GIVEN REQUEST: Pull out every line of the listing below where "name" appears.

RECORD LIST:
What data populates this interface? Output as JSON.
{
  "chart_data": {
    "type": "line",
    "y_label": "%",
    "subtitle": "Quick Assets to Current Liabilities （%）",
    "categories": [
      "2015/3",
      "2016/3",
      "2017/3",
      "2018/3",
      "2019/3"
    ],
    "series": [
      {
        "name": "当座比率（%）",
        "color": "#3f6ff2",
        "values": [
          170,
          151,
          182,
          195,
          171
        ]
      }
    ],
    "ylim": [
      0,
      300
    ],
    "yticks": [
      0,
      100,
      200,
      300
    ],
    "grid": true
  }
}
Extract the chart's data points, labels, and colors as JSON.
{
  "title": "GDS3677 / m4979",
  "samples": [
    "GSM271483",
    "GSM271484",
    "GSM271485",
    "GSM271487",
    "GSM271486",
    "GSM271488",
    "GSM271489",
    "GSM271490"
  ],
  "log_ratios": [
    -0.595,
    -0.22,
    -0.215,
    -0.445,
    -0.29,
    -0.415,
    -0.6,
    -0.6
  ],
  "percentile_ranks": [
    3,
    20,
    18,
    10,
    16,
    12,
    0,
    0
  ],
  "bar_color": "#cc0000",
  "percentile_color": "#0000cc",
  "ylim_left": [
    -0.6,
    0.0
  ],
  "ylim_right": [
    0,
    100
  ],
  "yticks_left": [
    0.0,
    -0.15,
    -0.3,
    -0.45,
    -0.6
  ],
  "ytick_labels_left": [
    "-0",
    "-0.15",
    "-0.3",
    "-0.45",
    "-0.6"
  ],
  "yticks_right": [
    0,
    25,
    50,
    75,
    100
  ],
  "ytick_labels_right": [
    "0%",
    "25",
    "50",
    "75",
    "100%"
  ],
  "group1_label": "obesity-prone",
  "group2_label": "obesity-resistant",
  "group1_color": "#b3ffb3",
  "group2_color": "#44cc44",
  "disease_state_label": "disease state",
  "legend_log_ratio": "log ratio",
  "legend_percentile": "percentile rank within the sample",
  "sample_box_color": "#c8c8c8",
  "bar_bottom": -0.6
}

* * *

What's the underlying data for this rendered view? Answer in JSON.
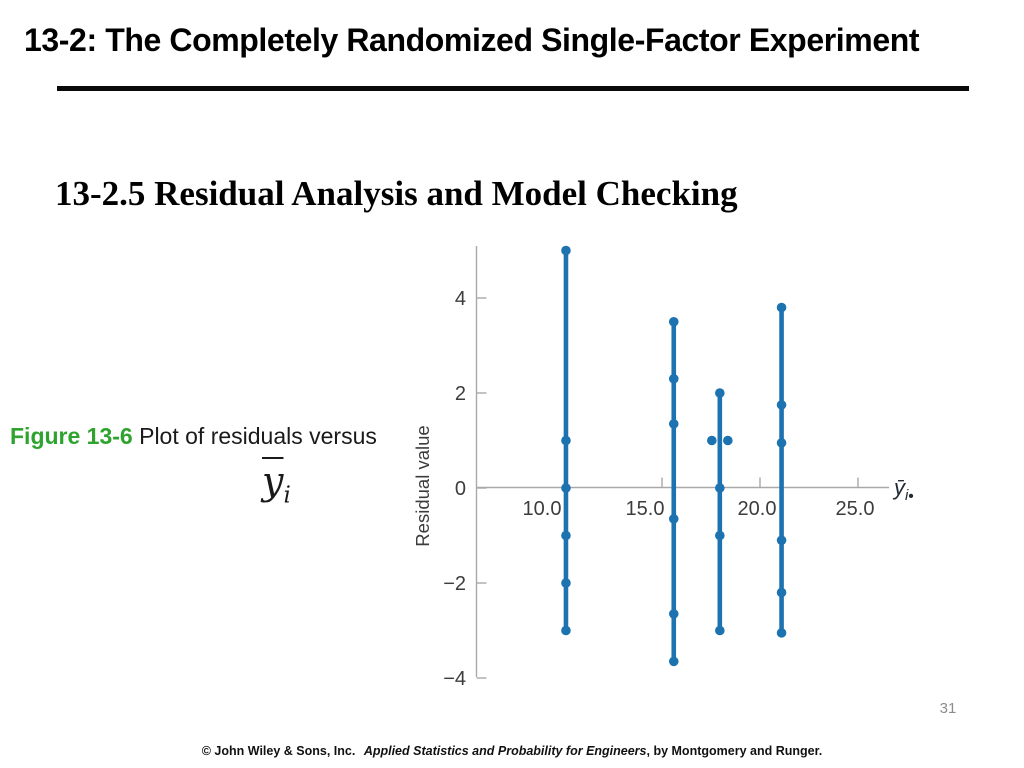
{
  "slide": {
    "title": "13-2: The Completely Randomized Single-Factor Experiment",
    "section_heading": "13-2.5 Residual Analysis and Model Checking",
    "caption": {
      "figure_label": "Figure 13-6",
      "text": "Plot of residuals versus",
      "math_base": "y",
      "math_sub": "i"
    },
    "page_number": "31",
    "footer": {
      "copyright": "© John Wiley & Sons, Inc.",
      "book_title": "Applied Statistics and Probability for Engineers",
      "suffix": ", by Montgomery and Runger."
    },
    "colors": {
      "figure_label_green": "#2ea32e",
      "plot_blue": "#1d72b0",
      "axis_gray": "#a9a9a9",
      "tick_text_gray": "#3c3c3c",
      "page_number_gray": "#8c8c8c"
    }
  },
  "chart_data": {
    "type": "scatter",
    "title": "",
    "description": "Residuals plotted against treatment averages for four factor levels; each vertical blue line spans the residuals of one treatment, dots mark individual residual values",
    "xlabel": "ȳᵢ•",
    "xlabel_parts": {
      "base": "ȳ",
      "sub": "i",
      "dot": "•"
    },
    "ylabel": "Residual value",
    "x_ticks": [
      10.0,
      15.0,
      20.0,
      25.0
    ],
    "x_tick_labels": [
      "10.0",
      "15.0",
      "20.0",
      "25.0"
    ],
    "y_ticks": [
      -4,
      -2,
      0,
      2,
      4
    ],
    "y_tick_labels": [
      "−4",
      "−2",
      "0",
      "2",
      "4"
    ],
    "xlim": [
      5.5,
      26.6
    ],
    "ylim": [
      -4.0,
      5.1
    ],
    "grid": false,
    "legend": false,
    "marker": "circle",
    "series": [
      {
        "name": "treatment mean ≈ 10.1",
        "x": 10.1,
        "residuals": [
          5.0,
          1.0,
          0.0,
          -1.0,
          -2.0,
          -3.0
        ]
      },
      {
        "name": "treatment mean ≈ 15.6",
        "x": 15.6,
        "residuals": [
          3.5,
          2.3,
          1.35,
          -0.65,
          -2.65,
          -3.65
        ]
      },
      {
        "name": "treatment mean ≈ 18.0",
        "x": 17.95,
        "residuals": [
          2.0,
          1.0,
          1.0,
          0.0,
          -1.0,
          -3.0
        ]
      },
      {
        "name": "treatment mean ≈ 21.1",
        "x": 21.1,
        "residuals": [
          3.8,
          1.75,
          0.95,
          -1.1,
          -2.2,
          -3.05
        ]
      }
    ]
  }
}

---

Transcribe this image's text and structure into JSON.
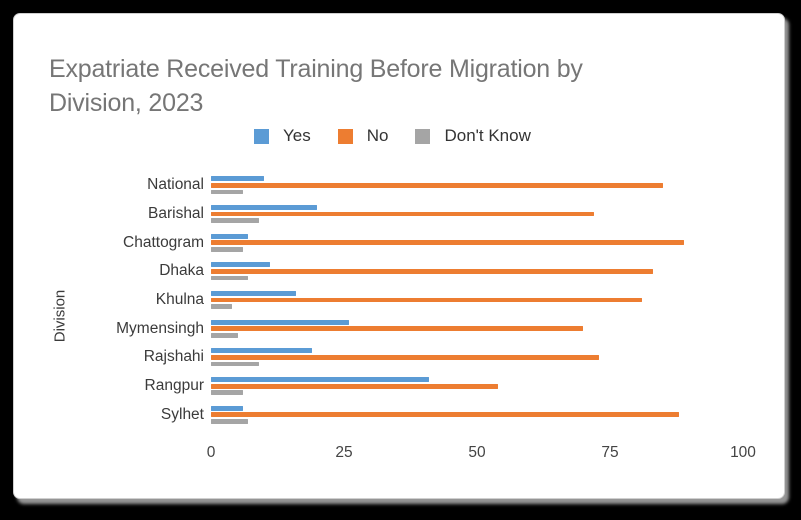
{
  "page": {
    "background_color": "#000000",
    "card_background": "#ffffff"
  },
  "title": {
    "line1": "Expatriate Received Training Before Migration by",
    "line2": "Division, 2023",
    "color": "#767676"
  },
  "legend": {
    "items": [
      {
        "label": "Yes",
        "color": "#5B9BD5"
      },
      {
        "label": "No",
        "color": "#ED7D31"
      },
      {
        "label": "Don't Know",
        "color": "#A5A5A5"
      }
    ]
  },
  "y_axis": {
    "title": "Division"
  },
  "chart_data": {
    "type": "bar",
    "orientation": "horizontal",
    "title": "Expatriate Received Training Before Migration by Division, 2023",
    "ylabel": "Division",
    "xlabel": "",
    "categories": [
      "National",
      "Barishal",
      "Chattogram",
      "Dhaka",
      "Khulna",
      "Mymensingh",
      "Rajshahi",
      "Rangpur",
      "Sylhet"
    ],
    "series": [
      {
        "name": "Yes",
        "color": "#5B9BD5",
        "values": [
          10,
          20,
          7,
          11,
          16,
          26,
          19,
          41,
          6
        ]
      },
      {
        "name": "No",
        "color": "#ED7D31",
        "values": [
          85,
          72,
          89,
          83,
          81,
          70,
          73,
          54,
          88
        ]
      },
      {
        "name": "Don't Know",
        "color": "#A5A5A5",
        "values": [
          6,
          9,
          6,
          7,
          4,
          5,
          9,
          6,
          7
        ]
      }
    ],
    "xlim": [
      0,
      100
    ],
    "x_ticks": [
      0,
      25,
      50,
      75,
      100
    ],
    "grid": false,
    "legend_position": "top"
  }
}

OUTPUT FOR THIS TASK:
        "name": "当座比率（%）",
        "name": "treatment mean ≈ 10.1",
        "name": "treatment mean ≈ 15.6",
        "name": "treatment mean ≈ 18.0",
        "name": "treatment mean ≈ 21.1",
        "name": "Yes",
        "name": "No",
        "name": "Don't Know",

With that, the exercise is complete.